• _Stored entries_
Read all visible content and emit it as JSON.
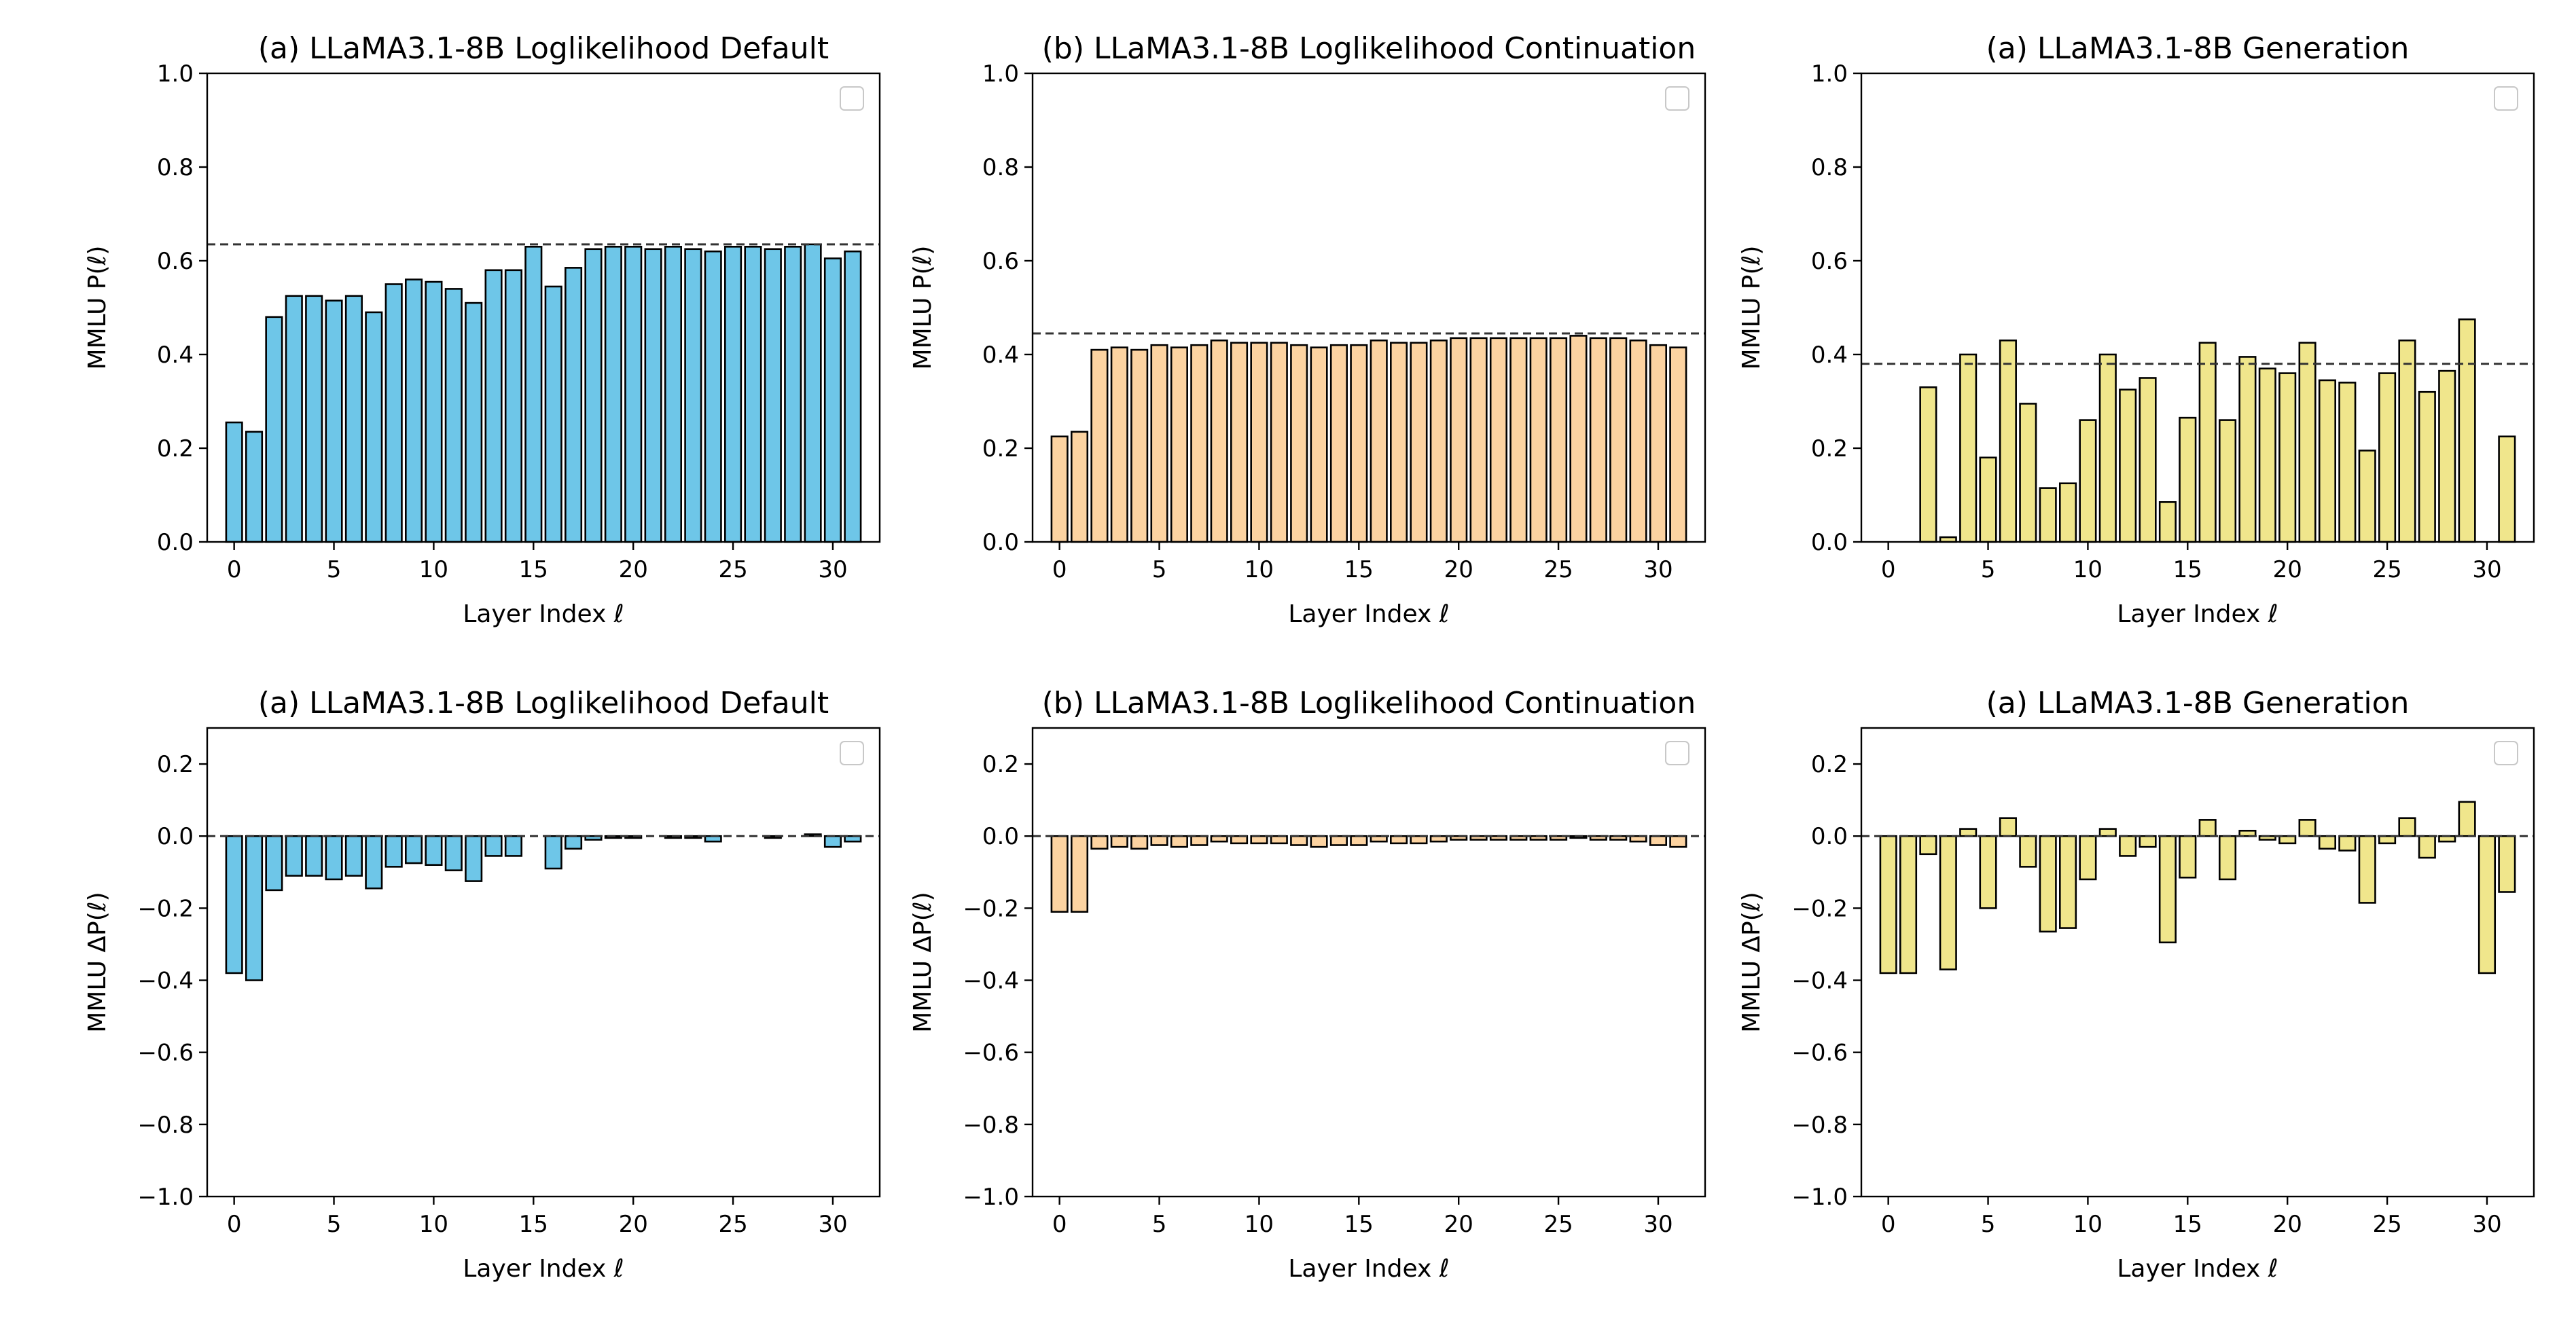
{
  "chart_data": [
    {
      "type": "bar",
      "title": "(a) LLaMA3.1-8B Loglikelihood Default",
      "xlabel": "Layer Index ℓ",
      "ylabel": "MMLU P(ℓ)",
      "ylim": [
        0.0,
        1.0
      ],
      "yticks": [
        "0.0",
        "0.2",
        "0.4",
        "0.6",
        "0.8",
        "1.0"
      ],
      "xticks": [
        "0",
        "5",
        "10",
        "15",
        "20",
        "25",
        "30"
      ],
      "color": "#6ec6e8",
      "reference_line": 0.635,
      "legend_placement": "top-right",
      "x": [
        0,
        1,
        2,
        3,
        4,
        5,
        6,
        7,
        8,
        9,
        10,
        11,
        12,
        13,
        14,
        15,
        16,
        17,
        18,
        19,
        20,
        21,
        22,
        23,
        24,
        25,
        26,
        27,
        28,
        29,
        30,
        31
      ],
      "values": [
        0.255,
        0.235,
        0.48,
        0.525,
        0.525,
        0.515,
        0.525,
        0.49,
        0.55,
        0.56,
        0.555,
        0.54,
        0.51,
        0.58,
        0.58,
        0.63,
        0.545,
        0.585,
        0.625,
        0.63,
        0.63,
        0.625,
        0.63,
        0.625,
        0.62,
        0.63,
        0.63,
        0.625,
        0.63,
        0.635,
        0.605,
        0.62
      ]
    },
    {
      "type": "bar",
      "title": "(b) LLaMA3.1-8B Loglikelihood Continuation",
      "xlabel": "Layer Index ℓ",
      "ylabel": "MMLU P(ℓ)",
      "ylim": [
        0.0,
        1.0
      ],
      "yticks": [
        "0.0",
        "0.2",
        "0.4",
        "0.6",
        "0.8",
        "1.0"
      ],
      "xticks": [
        "0",
        "5",
        "10",
        "15",
        "20",
        "25",
        "30"
      ],
      "color": "#fcd3a1",
      "reference_line": 0.445,
      "legend_placement": "top-right",
      "x": [
        0,
        1,
        2,
        3,
        4,
        5,
        6,
        7,
        8,
        9,
        10,
        11,
        12,
        13,
        14,
        15,
        16,
        17,
        18,
        19,
        20,
        21,
        22,
        23,
        24,
        25,
        26,
        27,
        28,
        29,
        30,
        31
      ],
      "values": [
        0.225,
        0.235,
        0.41,
        0.415,
        0.41,
        0.42,
        0.415,
        0.42,
        0.43,
        0.425,
        0.425,
        0.425,
        0.42,
        0.415,
        0.42,
        0.42,
        0.43,
        0.425,
        0.425,
        0.43,
        0.435,
        0.435,
        0.435,
        0.435,
        0.435,
        0.435,
        0.44,
        0.435,
        0.435,
        0.43,
        0.42,
        0.415
      ]
    },
    {
      "type": "bar",
      "title": "(a) LLaMA3.1-8B Generation",
      "xlabel": "Layer Index ℓ",
      "ylabel": "MMLU P(ℓ)",
      "ylim": [
        0.0,
        1.0
      ],
      "yticks": [
        "0.0",
        "0.2",
        "0.4",
        "0.6",
        "0.8",
        "1.0"
      ],
      "xticks": [
        "0",
        "5",
        "10",
        "15",
        "20",
        "25",
        "30"
      ],
      "color": "#f0e68c",
      "reference_line": 0.38,
      "legend_placement": "top-right",
      "x": [
        0,
        1,
        2,
        3,
        4,
        5,
        6,
        7,
        8,
        9,
        10,
        11,
        12,
        13,
        14,
        15,
        16,
        17,
        18,
        19,
        20,
        21,
        22,
        23,
        24,
        25,
        26,
        27,
        28,
        29,
        30,
        31
      ],
      "values": [
        0.0,
        0.0,
        0.33,
        0.01,
        0.4,
        0.18,
        0.43,
        0.295,
        0.115,
        0.125,
        0.26,
        0.4,
        0.325,
        0.35,
        0.085,
        0.265,
        0.425,
        0.26,
        0.395,
        0.37,
        0.36,
        0.425,
        0.345,
        0.34,
        0.195,
        0.36,
        0.43,
        0.32,
        0.365,
        0.475,
        0.0,
        0.225
      ]
    },
    {
      "type": "bar",
      "title": "(a) LLaMA3.1-8B Loglikelihood Default",
      "xlabel": "Layer Index ℓ",
      "ylabel": "MMLU ΔP(ℓ)",
      "ylim": [
        -1.0,
        0.3
      ],
      "yticks": [
        "0.2",
        "0.0",
        "−0.2",
        "−0.4",
        "−0.6",
        "−0.8",
        "−1.0"
      ],
      "xticks": [
        "0",
        "5",
        "10",
        "15",
        "20",
        "25",
        "30"
      ],
      "color": "#6ec6e8",
      "reference_line": 0.0,
      "legend_placement": "top-right",
      "x": [
        0,
        1,
        2,
        3,
        4,
        5,
        6,
        7,
        8,
        9,
        10,
        11,
        12,
        13,
        14,
        15,
        16,
        17,
        18,
        19,
        20,
        21,
        22,
        23,
        24,
        25,
        26,
        27,
        28,
        29,
        30,
        31
      ],
      "values": [
        -0.38,
        -0.4,
        -0.15,
        -0.11,
        -0.11,
        -0.12,
        -0.11,
        -0.145,
        -0.085,
        -0.075,
        -0.08,
        -0.095,
        -0.125,
        -0.055,
        -0.055,
        0.0,
        -0.09,
        -0.035,
        -0.01,
        -0.005,
        -0.005,
        0.0,
        -0.005,
        -0.005,
        -0.015,
        0.0,
        0.0,
        -0.005,
        0.0,
        0.005,
        -0.03,
        -0.015
      ]
    },
    {
      "type": "bar",
      "title": "(b) LLaMA3.1-8B Loglikelihood Continuation",
      "xlabel": "Layer Index ℓ",
      "ylabel": "MMLU ΔP(ℓ)",
      "ylim": [
        -1.0,
        0.3
      ],
      "yticks": [
        "0.2",
        "0.0",
        "−0.2",
        "−0.4",
        "−0.6",
        "−0.8",
        "−1.0"
      ],
      "xticks": [
        "0",
        "5",
        "10",
        "15",
        "20",
        "25",
        "30"
      ],
      "color": "#fcd3a1",
      "reference_line": 0.0,
      "legend_placement": "top-right",
      "x": [
        0,
        1,
        2,
        3,
        4,
        5,
        6,
        7,
        8,
        9,
        10,
        11,
        12,
        13,
        14,
        15,
        16,
        17,
        18,
        19,
        20,
        21,
        22,
        23,
        24,
        25,
        26,
        27,
        28,
        29,
        30,
        31
      ],
      "values": [
        -0.21,
        -0.21,
        -0.035,
        -0.03,
        -0.035,
        -0.025,
        -0.03,
        -0.025,
        -0.015,
        -0.02,
        -0.02,
        -0.02,
        -0.025,
        -0.03,
        -0.025,
        -0.025,
        -0.015,
        -0.02,
        -0.02,
        -0.015,
        -0.01,
        -0.01,
        -0.01,
        -0.01,
        -0.01,
        -0.01,
        -0.005,
        -0.01,
        -0.01,
        -0.015,
        -0.025,
        -0.03
      ]
    },
    {
      "type": "bar",
      "title": "(a) LLaMA3.1-8B Generation",
      "xlabel": "Layer Index ℓ",
      "ylabel": "MMLU ΔP(ℓ)",
      "ylim": [
        -1.0,
        0.3
      ],
      "yticks": [
        "0.2",
        "0.0",
        "−0.2",
        "−0.4",
        "−0.6",
        "−0.8",
        "−1.0"
      ],
      "xticks": [
        "0",
        "5",
        "10",
        "15",
        "20",
        "25",
        "30"
      ],
      "color": "#f0e68c",
      "reference_line": 0.0,
      "legend_placement": "top-right",
      "x": [
        0,
        1,
        2,
        3,
        4,
        5,
        6,
        7,
        8,
        9,
        10,
        11,
        12,
        13,
        14,
        15,
        16,
        17,
        18,
        19,
        20,
        21,
        22,
        23,
        24,
        25,
        26,
        27,
        28,
        29,
        30,
        31
      ],
      "values": [
        -0.38,
        -0.38,
        -0.05,
        -0.37,
        0.02,
        -0.2,
        0.05,
        -0.085,
        -0.265,
        -0.255,
        -0.12,
        0.02,
        -0.055,
        -0.03,
        -0.295,
        -0.115,
        0.045,
        -0.12,
        0.015,
        -0.01,
        -0.02,
        0.045,
        -0.035,
        -0.04,
        -0.185,
        -0.02,
        0.05,
        -0.06,
        -0.015,
        0.095,
        -0.38,
        -0.155
      ]
    }
  ]
}
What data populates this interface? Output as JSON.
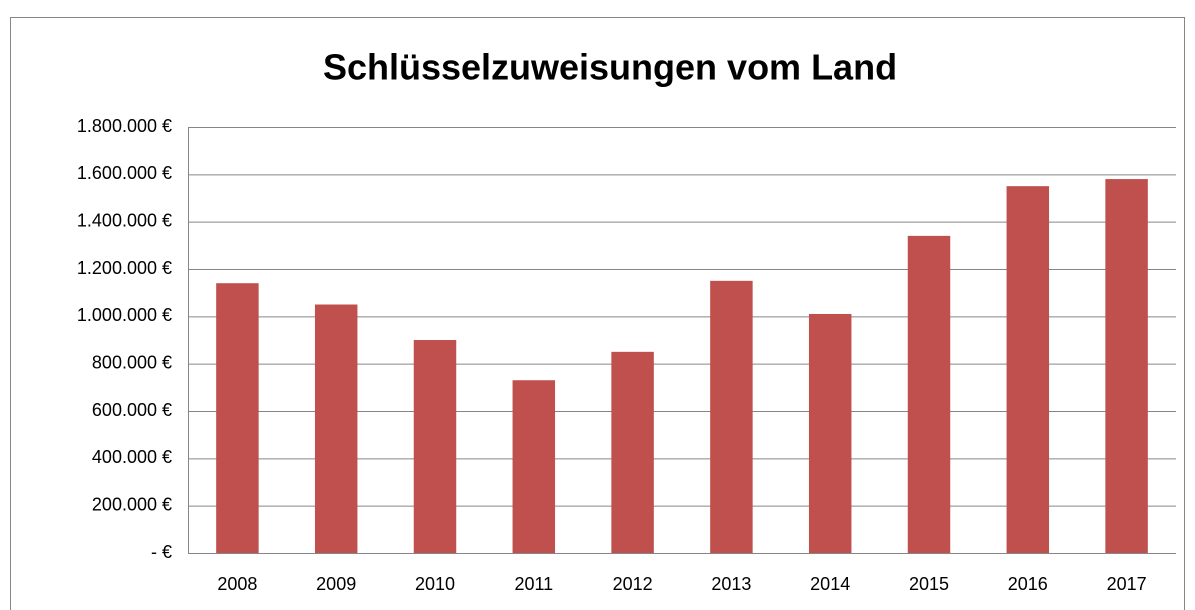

• _Task details_
Find the lines above that contain the word "JSON" and collect them.

• _Problem solution_
Read all visible content and emit it as JSON.
What data populates this interface? Output as JSON.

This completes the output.